(Record excerpts):
▽

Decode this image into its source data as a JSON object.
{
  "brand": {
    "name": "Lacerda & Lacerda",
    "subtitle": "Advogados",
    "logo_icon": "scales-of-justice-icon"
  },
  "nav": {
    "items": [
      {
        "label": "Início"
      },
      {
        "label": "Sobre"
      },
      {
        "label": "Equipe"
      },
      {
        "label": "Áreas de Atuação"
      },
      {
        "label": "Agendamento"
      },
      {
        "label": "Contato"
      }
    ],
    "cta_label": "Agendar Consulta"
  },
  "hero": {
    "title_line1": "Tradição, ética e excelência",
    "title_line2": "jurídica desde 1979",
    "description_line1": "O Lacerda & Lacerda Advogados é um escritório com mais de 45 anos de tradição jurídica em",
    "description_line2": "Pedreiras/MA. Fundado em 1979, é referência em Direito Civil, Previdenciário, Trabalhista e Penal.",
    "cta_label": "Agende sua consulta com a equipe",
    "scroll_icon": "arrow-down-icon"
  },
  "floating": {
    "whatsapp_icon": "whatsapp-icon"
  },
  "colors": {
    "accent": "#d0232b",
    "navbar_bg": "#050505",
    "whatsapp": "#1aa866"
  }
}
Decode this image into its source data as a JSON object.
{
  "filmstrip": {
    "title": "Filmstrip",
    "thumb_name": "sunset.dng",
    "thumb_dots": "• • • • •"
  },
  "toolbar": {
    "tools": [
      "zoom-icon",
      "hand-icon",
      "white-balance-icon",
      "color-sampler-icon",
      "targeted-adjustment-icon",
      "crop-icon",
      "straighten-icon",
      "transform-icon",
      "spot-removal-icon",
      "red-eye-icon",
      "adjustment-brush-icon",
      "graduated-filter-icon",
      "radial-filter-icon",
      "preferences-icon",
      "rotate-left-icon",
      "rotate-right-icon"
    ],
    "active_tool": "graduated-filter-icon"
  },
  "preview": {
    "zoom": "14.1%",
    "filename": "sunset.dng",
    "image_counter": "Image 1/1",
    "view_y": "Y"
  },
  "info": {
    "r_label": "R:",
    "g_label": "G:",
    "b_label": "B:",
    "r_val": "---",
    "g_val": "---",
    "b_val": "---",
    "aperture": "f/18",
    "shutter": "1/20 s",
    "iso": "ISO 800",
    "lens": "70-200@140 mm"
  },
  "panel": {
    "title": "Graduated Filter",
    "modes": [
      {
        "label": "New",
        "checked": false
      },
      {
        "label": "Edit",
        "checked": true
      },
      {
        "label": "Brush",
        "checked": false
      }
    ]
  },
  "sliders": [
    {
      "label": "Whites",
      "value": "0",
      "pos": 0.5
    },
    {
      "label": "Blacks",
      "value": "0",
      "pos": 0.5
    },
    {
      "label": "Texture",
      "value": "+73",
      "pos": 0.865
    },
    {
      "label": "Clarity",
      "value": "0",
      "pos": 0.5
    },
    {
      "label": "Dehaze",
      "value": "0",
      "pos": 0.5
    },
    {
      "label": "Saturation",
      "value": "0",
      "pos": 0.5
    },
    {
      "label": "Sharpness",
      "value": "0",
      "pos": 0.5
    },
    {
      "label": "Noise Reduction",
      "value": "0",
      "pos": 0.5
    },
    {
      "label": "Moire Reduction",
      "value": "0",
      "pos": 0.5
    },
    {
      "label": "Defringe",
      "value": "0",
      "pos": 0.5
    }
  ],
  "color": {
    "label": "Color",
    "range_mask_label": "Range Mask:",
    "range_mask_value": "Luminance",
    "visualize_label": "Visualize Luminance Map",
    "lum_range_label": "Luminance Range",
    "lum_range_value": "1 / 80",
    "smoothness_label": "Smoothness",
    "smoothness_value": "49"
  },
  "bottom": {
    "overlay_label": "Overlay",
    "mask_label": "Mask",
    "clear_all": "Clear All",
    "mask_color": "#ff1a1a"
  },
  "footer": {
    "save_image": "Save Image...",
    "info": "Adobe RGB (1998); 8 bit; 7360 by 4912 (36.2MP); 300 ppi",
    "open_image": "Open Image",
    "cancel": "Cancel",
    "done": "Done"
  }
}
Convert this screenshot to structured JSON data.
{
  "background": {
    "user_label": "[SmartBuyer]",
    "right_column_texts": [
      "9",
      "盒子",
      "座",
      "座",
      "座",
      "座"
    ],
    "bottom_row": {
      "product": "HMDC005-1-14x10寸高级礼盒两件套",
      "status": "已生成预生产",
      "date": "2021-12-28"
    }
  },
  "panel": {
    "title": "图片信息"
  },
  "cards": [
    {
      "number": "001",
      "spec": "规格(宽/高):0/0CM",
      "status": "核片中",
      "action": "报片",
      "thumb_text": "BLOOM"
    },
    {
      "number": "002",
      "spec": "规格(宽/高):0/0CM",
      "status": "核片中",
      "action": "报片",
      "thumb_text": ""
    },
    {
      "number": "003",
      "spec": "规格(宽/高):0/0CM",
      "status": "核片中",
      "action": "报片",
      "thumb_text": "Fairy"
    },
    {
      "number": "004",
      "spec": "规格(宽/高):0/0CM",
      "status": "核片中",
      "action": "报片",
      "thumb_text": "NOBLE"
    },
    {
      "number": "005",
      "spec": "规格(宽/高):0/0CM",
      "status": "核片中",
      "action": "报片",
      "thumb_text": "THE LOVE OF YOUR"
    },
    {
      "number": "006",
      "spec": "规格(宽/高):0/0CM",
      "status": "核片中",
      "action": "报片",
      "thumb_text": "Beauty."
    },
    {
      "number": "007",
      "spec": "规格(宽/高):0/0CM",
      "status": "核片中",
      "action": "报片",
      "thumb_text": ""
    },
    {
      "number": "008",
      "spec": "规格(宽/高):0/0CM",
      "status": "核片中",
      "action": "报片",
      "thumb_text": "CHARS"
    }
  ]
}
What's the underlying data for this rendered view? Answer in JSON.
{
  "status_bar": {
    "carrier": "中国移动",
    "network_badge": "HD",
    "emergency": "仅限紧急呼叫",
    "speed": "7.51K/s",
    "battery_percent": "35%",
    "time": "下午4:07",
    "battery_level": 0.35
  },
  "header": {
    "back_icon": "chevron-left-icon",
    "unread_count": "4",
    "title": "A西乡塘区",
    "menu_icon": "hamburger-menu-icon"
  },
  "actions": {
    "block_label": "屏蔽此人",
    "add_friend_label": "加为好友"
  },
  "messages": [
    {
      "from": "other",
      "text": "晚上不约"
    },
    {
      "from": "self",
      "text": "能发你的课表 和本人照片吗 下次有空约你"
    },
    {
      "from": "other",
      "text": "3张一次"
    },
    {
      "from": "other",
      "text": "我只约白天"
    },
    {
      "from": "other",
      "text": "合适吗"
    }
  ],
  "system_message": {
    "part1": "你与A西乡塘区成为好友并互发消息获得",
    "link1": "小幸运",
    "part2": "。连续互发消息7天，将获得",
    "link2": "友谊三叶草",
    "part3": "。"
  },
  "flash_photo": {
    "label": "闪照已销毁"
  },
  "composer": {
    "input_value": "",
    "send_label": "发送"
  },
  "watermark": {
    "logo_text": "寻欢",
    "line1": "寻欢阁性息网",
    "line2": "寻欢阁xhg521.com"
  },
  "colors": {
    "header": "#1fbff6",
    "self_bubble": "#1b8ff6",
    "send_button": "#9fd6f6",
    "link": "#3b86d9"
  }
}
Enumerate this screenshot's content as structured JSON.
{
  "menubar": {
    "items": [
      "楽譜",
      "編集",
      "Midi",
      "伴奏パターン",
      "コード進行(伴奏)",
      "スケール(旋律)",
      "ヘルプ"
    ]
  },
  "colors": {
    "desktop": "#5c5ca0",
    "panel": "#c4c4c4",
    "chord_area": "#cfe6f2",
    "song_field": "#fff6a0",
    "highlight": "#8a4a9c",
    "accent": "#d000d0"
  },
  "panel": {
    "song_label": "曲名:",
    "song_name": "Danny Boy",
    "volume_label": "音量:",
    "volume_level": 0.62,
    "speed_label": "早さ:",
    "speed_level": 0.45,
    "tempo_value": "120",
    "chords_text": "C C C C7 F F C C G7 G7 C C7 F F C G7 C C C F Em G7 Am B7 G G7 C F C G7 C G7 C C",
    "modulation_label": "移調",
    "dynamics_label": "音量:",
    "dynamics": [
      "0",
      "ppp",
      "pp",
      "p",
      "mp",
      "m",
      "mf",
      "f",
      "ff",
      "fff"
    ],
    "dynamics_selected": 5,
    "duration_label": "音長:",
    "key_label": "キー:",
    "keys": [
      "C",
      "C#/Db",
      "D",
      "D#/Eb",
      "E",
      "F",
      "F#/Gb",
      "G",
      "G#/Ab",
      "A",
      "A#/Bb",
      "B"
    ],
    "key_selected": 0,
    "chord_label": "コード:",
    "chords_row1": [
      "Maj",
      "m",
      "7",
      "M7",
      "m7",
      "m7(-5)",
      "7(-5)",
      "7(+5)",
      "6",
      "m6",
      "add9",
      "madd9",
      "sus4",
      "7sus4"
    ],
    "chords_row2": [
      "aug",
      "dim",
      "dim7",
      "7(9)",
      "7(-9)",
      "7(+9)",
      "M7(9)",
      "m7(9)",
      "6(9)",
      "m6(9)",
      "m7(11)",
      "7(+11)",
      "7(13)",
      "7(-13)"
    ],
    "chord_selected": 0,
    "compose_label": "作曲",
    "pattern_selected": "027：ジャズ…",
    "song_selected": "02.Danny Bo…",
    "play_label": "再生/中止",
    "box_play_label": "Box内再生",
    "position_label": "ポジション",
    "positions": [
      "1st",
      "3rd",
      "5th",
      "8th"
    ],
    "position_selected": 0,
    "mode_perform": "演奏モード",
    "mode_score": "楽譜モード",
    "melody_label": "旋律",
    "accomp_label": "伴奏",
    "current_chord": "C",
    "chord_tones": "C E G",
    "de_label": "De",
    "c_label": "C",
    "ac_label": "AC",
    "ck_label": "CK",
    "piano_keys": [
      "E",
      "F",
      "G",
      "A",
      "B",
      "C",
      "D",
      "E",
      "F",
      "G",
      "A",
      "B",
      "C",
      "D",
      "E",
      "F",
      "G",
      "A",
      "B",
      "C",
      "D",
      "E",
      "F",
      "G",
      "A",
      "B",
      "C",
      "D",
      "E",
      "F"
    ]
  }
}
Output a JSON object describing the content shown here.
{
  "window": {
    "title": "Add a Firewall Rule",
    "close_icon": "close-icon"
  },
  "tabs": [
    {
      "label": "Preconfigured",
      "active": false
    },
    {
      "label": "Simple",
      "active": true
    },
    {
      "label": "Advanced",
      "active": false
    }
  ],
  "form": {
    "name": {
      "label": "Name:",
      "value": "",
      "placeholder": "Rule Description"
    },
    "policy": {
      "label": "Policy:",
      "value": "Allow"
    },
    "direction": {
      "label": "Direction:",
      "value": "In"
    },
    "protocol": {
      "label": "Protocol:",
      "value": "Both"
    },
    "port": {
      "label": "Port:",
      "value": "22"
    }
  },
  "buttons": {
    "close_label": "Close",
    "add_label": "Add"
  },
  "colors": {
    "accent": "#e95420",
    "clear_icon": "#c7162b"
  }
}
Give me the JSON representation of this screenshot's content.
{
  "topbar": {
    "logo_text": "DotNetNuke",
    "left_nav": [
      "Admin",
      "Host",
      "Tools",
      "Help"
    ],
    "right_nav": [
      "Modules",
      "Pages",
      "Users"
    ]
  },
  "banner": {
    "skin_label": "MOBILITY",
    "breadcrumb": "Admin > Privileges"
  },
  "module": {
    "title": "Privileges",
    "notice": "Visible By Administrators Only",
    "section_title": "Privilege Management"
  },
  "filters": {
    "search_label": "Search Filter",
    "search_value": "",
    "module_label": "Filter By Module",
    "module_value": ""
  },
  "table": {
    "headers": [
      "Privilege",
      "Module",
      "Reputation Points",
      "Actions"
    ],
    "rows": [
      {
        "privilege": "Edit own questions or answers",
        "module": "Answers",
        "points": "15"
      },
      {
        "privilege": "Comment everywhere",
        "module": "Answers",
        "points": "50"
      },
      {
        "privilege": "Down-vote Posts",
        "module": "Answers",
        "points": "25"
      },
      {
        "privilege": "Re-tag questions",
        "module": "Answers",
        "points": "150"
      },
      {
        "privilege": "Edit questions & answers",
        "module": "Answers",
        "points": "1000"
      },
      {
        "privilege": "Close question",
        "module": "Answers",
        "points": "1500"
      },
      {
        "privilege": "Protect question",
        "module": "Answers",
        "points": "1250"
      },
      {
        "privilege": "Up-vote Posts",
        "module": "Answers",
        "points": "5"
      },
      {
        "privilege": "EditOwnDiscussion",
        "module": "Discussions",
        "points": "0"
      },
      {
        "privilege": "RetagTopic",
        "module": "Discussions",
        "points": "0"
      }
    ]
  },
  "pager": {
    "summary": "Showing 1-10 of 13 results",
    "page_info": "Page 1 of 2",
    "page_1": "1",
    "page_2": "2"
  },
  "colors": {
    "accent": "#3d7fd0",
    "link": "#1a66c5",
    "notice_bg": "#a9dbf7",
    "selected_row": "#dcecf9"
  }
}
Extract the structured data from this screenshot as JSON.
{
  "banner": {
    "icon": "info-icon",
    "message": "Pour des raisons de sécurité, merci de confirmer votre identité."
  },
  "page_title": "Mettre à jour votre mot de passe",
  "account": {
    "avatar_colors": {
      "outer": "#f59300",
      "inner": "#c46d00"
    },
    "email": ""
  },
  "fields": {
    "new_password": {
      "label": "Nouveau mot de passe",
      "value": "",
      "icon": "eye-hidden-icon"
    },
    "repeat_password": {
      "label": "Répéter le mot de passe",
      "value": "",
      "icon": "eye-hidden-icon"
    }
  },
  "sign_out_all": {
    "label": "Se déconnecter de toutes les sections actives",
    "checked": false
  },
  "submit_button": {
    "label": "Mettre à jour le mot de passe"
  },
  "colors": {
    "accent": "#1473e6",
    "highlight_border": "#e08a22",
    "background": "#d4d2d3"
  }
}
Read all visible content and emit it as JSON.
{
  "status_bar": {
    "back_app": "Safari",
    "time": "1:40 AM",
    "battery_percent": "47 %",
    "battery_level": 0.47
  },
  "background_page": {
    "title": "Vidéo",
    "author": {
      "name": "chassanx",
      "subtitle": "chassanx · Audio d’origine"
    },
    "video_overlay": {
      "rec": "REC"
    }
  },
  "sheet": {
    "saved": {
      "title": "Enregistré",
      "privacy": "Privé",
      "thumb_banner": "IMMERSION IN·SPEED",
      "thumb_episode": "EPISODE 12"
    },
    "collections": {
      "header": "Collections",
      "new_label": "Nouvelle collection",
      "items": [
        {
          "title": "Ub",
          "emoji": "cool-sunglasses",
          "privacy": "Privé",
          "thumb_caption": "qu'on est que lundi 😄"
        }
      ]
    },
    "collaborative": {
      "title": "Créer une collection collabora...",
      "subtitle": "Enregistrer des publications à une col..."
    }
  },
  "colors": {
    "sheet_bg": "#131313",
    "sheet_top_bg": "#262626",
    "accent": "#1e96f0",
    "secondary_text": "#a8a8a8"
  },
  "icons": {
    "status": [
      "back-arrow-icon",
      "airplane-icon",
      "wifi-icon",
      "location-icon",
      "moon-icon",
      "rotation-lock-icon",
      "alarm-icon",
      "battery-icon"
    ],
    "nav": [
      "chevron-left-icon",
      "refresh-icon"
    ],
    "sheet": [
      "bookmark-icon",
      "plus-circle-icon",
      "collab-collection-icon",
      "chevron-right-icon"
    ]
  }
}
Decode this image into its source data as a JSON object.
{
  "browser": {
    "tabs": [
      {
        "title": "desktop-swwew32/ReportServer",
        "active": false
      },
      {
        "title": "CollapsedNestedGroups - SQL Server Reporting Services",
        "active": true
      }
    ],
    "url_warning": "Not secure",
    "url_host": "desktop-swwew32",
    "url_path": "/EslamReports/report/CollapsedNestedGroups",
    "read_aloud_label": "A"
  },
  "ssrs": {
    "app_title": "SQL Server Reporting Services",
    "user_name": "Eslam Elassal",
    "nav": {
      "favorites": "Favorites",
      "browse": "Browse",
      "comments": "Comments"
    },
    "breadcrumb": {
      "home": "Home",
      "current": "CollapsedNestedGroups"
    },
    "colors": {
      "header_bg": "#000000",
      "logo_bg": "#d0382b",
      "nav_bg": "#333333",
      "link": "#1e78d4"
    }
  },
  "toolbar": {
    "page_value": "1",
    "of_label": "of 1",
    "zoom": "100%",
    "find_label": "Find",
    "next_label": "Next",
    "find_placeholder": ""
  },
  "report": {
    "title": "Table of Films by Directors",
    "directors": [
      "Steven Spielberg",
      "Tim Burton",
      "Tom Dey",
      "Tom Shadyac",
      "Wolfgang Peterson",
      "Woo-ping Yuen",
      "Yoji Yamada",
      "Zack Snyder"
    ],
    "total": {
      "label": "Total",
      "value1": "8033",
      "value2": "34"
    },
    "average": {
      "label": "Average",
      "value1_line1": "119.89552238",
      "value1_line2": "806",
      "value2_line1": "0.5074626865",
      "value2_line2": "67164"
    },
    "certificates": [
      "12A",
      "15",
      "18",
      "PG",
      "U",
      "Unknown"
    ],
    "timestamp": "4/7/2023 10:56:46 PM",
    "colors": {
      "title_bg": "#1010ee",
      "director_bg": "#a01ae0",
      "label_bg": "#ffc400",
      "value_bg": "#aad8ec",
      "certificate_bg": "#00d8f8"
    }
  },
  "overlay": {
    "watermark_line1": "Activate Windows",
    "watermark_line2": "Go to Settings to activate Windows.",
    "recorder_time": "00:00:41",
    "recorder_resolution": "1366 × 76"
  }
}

△

Count every line above that holds the word "content", and state the number and nothing more.

4